### [The problem]
Gather up all lines that carry the word "text".
-- Recorded data start --
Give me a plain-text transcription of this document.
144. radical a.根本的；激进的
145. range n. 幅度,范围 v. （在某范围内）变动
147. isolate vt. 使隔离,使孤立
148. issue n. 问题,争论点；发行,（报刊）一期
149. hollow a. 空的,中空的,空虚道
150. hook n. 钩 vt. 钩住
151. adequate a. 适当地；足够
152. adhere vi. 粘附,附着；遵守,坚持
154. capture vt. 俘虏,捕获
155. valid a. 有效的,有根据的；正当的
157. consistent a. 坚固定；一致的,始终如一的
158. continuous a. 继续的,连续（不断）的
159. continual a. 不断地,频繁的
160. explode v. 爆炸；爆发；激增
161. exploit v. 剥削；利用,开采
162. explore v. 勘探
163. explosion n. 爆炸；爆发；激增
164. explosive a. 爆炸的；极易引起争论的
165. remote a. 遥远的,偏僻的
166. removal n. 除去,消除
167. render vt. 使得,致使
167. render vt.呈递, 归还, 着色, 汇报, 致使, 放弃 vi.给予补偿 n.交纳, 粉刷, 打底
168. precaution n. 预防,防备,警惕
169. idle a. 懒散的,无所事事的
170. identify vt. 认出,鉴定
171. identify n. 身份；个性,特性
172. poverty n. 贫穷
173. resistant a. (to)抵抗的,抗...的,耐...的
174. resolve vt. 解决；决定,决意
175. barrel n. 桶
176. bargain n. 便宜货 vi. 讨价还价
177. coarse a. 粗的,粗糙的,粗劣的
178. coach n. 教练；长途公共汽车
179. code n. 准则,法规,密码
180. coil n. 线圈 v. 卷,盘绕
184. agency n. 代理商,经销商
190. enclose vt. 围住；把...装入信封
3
-- Recorded data end --
-- Recorded data start --
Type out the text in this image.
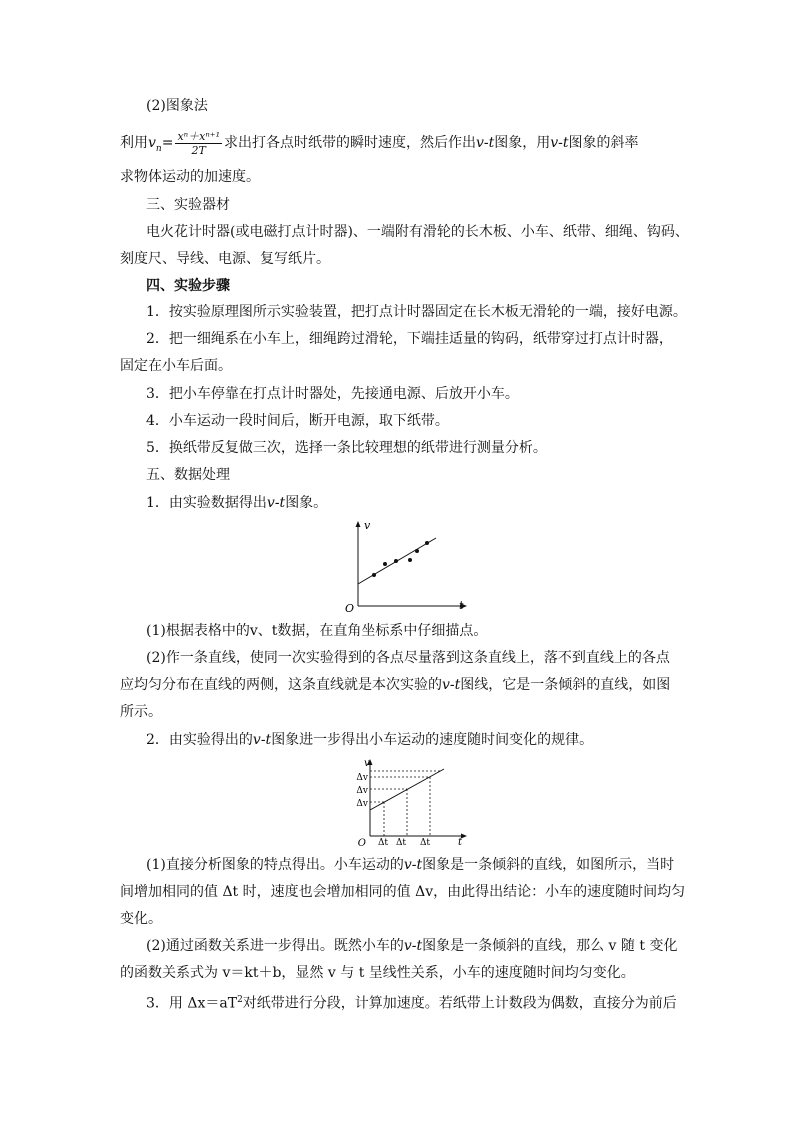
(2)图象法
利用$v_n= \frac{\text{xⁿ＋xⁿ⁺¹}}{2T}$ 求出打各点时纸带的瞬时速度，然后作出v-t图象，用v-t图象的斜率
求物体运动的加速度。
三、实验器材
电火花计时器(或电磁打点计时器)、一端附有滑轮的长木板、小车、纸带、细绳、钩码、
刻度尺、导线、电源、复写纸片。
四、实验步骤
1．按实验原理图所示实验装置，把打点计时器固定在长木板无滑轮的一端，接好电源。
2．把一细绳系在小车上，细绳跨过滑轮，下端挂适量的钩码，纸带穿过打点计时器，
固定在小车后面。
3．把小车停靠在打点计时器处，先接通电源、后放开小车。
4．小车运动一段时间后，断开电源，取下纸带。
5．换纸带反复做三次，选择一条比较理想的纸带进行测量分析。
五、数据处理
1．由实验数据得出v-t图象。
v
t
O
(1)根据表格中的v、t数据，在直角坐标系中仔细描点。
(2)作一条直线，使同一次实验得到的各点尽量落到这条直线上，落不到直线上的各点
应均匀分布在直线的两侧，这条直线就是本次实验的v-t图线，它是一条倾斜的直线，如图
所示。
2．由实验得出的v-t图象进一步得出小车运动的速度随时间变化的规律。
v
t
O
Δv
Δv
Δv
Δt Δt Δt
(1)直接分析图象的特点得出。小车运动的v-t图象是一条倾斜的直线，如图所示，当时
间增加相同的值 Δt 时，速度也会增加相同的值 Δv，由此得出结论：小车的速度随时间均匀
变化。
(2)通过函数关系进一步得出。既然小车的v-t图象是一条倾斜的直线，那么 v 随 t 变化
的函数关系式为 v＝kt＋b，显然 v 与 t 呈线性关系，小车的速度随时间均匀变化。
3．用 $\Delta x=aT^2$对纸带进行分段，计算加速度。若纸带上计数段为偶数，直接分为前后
-- Recorded data end --
### [Full solution]
Give me a plain-text transcription of this document.
Type out the text in this image.
利用$v_n= \frac{\text{xⁿ＋xⁿ⁺¹}}{2T}$ 求出打各点时纸带的瞬时速度，然后作出v-t图象，用v-t图象的斜率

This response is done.